## BRIEF
Each line in the entries below that holds the string "banka" is to be listed.
#### DATA ENTRIES
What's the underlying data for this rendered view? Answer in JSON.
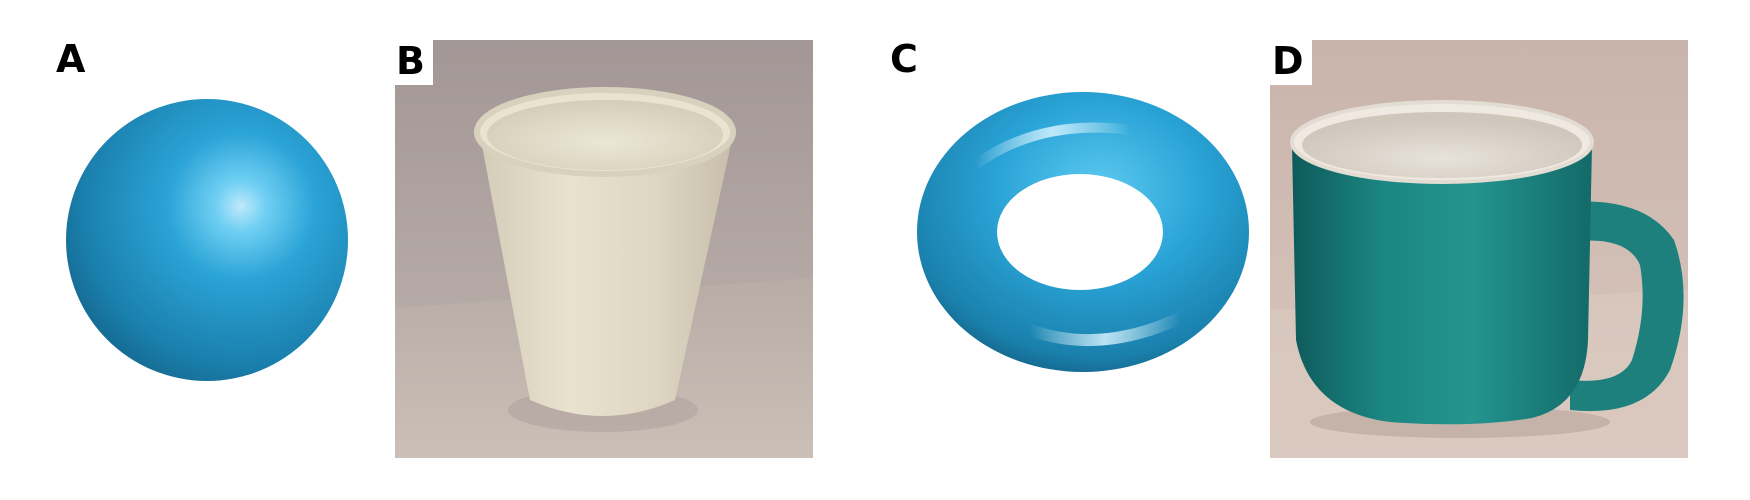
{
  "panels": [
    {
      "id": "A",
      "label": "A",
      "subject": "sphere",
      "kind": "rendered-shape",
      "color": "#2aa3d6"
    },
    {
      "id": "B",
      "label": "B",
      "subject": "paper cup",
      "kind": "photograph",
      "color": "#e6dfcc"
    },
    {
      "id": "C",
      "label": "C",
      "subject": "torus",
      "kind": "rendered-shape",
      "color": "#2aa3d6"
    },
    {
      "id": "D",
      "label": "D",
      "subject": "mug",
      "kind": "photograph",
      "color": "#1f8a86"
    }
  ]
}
########
#### DATA ENTRIES
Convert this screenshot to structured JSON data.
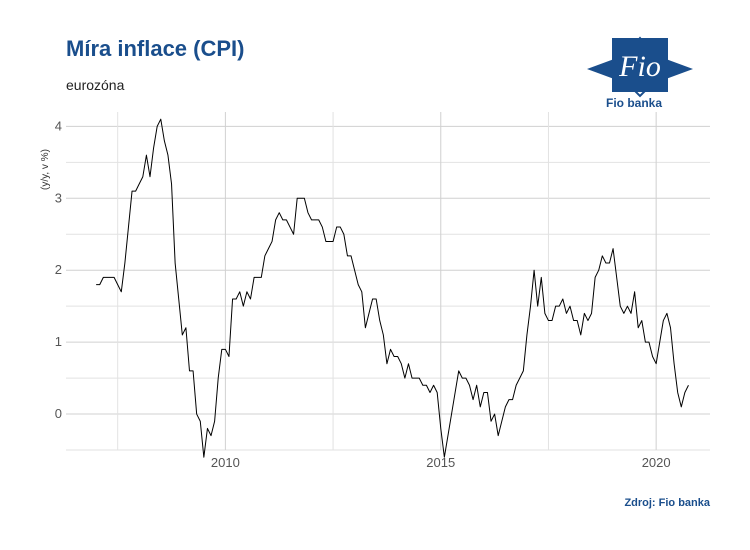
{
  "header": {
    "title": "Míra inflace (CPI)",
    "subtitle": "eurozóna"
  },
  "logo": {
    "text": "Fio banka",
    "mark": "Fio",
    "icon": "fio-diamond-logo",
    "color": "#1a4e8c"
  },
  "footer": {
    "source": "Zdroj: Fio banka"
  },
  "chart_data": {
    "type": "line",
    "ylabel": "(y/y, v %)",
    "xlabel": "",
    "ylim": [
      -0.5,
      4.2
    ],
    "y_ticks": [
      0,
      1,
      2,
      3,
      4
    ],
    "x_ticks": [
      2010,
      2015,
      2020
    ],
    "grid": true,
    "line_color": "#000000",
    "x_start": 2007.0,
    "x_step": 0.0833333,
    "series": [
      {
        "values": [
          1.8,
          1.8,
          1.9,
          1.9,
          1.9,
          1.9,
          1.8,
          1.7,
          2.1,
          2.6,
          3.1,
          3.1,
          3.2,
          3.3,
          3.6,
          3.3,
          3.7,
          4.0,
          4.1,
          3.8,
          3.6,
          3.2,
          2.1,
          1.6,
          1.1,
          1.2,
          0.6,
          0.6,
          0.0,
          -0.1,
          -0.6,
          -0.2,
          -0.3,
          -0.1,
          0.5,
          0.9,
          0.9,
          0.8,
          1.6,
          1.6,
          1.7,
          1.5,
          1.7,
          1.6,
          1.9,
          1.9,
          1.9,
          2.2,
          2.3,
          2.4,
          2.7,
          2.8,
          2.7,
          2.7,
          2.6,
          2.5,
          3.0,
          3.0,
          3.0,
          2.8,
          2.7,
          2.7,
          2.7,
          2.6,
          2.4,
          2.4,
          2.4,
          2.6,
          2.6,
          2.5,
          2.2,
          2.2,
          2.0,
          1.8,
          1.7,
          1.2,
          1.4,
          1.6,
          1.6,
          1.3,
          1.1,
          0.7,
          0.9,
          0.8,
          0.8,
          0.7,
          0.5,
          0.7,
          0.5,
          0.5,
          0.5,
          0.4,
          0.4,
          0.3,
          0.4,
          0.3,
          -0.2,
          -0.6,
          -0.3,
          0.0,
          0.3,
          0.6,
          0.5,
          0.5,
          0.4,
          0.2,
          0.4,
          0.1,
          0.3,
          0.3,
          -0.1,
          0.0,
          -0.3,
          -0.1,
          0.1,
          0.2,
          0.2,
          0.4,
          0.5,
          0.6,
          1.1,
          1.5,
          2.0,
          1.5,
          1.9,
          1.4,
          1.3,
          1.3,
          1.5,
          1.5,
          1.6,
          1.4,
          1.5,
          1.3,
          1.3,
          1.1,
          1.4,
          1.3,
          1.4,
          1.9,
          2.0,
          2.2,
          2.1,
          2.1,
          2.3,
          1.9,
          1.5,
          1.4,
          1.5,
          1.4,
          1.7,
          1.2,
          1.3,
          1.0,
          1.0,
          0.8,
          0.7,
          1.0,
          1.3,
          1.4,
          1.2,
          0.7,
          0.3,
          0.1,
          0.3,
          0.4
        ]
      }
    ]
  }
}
########
## FINISHED ANSWER
    "text": "Fio banka",
    "source": "Zdroj: Fio banka"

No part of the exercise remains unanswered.